● **Supplied records**:
================================

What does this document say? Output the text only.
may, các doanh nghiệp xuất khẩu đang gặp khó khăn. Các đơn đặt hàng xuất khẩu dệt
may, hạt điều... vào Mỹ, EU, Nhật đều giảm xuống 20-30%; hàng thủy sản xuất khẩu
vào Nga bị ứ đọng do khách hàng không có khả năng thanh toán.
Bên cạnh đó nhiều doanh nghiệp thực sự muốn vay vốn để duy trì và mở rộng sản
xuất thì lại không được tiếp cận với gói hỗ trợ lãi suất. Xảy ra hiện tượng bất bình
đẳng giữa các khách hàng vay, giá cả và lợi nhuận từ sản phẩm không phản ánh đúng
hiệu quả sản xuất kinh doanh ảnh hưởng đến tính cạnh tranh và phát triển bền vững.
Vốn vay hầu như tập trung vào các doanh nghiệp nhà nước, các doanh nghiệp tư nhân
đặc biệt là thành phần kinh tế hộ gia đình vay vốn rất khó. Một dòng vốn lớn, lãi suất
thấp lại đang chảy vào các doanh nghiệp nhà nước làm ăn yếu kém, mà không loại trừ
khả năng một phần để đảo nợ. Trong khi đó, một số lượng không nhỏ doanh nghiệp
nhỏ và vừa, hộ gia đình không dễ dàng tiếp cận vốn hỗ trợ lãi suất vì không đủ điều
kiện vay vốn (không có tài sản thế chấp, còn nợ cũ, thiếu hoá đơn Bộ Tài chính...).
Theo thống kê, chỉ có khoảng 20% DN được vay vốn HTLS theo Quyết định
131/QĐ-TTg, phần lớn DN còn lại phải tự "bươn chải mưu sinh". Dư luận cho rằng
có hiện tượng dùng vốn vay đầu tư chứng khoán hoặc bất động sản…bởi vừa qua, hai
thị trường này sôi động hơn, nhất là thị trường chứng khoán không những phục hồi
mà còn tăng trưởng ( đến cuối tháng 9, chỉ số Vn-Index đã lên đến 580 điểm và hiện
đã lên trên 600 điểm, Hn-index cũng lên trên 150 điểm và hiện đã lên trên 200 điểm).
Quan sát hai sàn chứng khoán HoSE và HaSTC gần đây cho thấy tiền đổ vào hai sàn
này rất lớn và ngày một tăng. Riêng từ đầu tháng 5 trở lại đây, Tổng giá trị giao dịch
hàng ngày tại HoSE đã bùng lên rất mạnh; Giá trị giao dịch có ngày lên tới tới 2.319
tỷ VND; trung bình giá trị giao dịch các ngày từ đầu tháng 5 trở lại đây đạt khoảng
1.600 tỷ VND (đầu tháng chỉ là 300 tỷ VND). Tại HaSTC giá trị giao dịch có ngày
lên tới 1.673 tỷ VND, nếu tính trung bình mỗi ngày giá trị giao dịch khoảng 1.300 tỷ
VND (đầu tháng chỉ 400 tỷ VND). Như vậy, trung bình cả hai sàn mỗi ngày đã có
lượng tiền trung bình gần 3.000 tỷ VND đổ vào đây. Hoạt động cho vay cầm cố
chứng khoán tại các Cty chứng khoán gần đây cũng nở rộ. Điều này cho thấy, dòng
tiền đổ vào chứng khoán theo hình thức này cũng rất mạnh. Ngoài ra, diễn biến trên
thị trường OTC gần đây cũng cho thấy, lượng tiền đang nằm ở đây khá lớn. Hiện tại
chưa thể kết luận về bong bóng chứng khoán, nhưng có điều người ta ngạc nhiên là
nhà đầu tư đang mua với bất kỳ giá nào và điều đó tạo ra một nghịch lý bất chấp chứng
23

================================

● **Written task**: Each line holding "tính" must be found and copied.

● **Worked solution**:
hiệu quả sản xuất kinh doanh ảnh hưởng đến tính cạnh tranh và phát triển bền vững.
lên tới 1.673 tỷ VND, nếu tính trung bình mỗi ngày giá trị giao dịch khoảng 1.300 tỷ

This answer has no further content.